Entries from a dataset:
****************

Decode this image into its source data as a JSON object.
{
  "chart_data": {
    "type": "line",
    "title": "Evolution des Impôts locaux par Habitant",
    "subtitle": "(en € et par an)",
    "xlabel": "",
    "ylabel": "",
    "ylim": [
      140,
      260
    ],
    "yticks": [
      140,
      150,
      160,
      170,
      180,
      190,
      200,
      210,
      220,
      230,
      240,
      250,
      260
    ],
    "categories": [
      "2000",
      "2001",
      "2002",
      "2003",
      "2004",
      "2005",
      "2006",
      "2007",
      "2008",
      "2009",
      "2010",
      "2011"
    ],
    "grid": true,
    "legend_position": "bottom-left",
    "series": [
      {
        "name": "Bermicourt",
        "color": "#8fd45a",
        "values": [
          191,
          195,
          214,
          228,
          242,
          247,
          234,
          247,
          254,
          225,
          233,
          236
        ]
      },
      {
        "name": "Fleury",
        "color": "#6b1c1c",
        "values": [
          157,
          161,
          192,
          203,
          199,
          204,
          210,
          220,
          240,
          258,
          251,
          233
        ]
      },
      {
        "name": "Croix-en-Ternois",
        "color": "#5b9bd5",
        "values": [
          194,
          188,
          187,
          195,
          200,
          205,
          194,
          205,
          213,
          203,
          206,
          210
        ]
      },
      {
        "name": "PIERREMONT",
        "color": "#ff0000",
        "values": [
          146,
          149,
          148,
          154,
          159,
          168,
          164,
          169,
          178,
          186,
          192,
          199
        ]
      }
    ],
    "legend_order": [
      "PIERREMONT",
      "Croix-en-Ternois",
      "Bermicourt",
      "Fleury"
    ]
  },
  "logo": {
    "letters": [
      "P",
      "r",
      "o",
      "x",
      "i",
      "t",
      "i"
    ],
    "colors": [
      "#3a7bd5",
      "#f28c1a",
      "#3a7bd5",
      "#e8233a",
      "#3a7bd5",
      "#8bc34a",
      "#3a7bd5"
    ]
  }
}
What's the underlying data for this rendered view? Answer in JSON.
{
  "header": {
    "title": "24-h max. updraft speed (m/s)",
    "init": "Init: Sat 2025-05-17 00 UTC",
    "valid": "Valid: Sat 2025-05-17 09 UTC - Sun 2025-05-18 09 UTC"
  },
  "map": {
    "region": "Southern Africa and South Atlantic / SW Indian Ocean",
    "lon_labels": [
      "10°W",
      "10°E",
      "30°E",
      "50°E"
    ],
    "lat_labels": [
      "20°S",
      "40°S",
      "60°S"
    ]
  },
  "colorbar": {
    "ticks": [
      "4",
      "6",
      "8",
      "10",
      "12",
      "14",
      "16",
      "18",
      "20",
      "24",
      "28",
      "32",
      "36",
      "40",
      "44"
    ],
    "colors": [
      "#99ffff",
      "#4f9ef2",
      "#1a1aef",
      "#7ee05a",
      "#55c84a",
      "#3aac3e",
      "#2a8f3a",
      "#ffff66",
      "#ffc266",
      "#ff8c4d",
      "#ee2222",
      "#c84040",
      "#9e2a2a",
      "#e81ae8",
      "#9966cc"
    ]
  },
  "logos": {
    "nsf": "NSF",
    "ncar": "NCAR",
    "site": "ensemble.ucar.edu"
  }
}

****************

What you will do:
Write the whole listing out again. Keep every line exactly as it is.

Expected answer:
Decode this image into its source data as a JSON object.
{
  "chart_data": {
    "type": "line",
    "title": "Evolution des Impôts locaux par Habitant",
    "subtitle": "(en € et par an)",
    "xlabel": "",
    "ylabel": "",
    "ylim": [
      140,
      260
    ],
    "yticks": [
      140,
      150,
      160,
      170,
      180,
      190,
      200,
      210,
      220,
      230,
      240,
      250,
      260
    ],
    "categories": [
      "2000",
      "2001",
      "2002",
      "2003",
      "2004",
      "2005",
      "2006",
      "2007",
      "2008",
      "2009",
      "2010",
      "2011"
    ],
    "grid": true,
    "legend_position": "bottom-left",
    "series": [
      {
        "name": "Bermicourt",
        "color": "#8fd45a",
        "values": [
          191,
          195,
          214,
          228,
          242,
          247,
          234,
          247,
          254,
          225,
          233,
          236
        ]
      },
      {
        "name": "Fleury",
        "color": "#6b1c1c",
        "values": [
          157,
          161,
          192,
          203,
          199,
          204,
          210,
          220,
          240,
          258,
          251,
          233
        ]
      },
      {
        "name": "Croix-en-Ternois",
        "color": "#5b9bd5",
        "values": [
          194,
          188,
          187,
          195,
          200,
          205,
          194,
          205,
          213,
          203,
          206,
          210
        ]
      },
      {
        "name": "PIERREMONT",
        "color": "#ff0000",
        "values": [
          146,
          149,
          148,
          154,
          159,
          168,
          164,
          169,
          178,
          186,
          192,
          199
        ]
      }
    ],
    "legend_order": [
      "PIERREMONT",
      "Croix-en-Ternois",
      "Bermicourt",
      "Fleury"
    ]
  },
  "logo": {
    "letters": [
      "P",
      "r",
      "o",
      "x",
      "i",
      "t",
      "i"
    ],
    "colors": [
      "#3a7bd5",
      "#f28c1a",
      "#3a7bd5",
      "#e8233a",
      "#3a7bd5",
      "#8bc34a",
      "#3a7bd5"
    ]
  }
}
What's the underlying data for this rendered view? Answer in JSON.
{
  "header": {
    "title": "24-h max. updraft speed (m/s)",
    "init": "Init: Sat 2025-05-17 00 UTC",
    "valid": "Valid: Sat 2025-05-17 09 UTC - Sun 2025-05-18 09 UTC"
  },
  "map": {
    "region": "Southern Africa and South Atlantic / SW Indian Ocean",
    "lon_labels": [
      "10°W",
      "10°E",
      "30°E",
      "50°E"
    ],
    "lat_labels": [
      "20°S",
      "40°S",
      "60°S"
    ]
  },
  "colorbar": {
    "ticks": [
      "4",
      "6",
      "8",
      "10",
      "12",
      "14",
      "16",
      "18",
      "20",
      "24",
      "28",
      "32",
      "36",
      "40",
      "44"
    ],
    "colors": [
      "#99ffff",
      "#4f9ef2",
      "#1a1aef",
      "#7ee05a",
      "#55c84a",
      "#3aac3e",
      "#2a8f3a",
      "#ffff66",
      "#ffc266",
      "#ff8c4d",
      "#ee2222",
      "#c84040",
      "#9e2a2a",
      "#e81ae8",
      "#9966cc"
    ]
  },
  "logos": {
    "nsf": "NSF",
    "ncar": "NCAR",
    "site": "ensemble.ucar.edu"
  }
}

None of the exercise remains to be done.